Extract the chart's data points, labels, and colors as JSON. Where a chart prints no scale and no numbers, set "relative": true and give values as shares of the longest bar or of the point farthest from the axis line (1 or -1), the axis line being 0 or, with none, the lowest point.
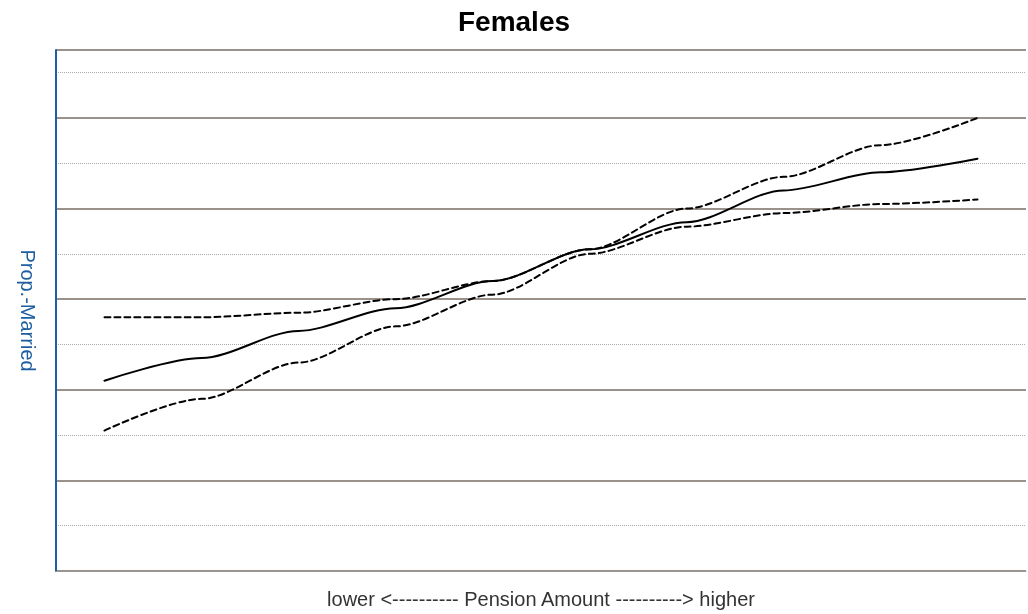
{
  "chart_data": {
    "type": "line",
    "title": "Females",
    "xlabel": "lower <---------- Pension Amount ----------> higher",
    "ylabel": "Prop.-Married",
    "categories": [
      null,
      null,
      null,
      null,
      null,
      null,
      null,
      null,
      null,
      null
    ],
    "relative": true,
    "grid": "y",
    "marker": "none",
    "series": [
      {
        "color": "#000000",
        "line_style": "solid",
        "values": [
          0.42,
          0.47,
          0.53,
          0.58,
          0.64,
          0.71,
          0.77,
          0.84,
          0.88,
          0.91
        ]
      },
      {
        "color": "#000000",
        "line_style": "dashed",
        "values": [
          0.56,
          0.56,
          0.57,
          0.6,
          0.64,
          0.71,
          0.8,
          0.87,
          0.94,
          1
        ]
      },
      {
        "color": "#000000",
        "line_style": "dashed",
        "values": [
          0.31,
          0.38,
          0.46,
          0.54,
          0.61,
          0.7,
          0.76,
          0.79,
          0.81,
          0.82
        ]
      }
    ]
  }
}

__Given task__.
Repeat the data exactly in full, omitting its pictures.

__Reply to the task__.
Extract the chart's data points, labels, and colors as JSON. Where a chart prints no scale and no numbers, set "relative": true and give values as shares of the longest bar or of the point farthest from the axis line (1 or -1), the axis line being 0 or, with none, the lowest point.
{
  "chart_data": {
    "type": "line",
    "title": "Females",
    "xlabel": "lower <---------- Pension Amount ----------> higher",
    "ylabel": "Prop.-Married",
    "categories": [
      null,
      null,
      null,
      null,
      null,
      null,
      null,
      null,
      null,
      null
    ],
    "relative": true,
    "grid": "y",
    "marker": "none",
    "series": [
      {
        "color": "#000000",
        "line_style": "solid",
        "values": [
          0.42,
          0.47,
          0.53,
          0.58,
          0.64,
          0.71,
          0.77,
          0.84,
          0.88,
          0.91
        ]
      },
      {
        "color": "#000000",
        "line_style": "dashed",
        "values": [
          0.56,
          0.56,
          0.57,
          0.6,
          0.64,
          0.71,
          0.8,
          0.87,
          0.94,
          1
        ]
      },
      {
        "color": "#000000",
        "line_style": "dashed",
        "values": [
          0.31,
          0.38,
          0.46,
          0.54,
          0.61,
          0.7,
          0.76,
          0.79,
          0.81,
          0.82
        ]
      }
    ]
  }
}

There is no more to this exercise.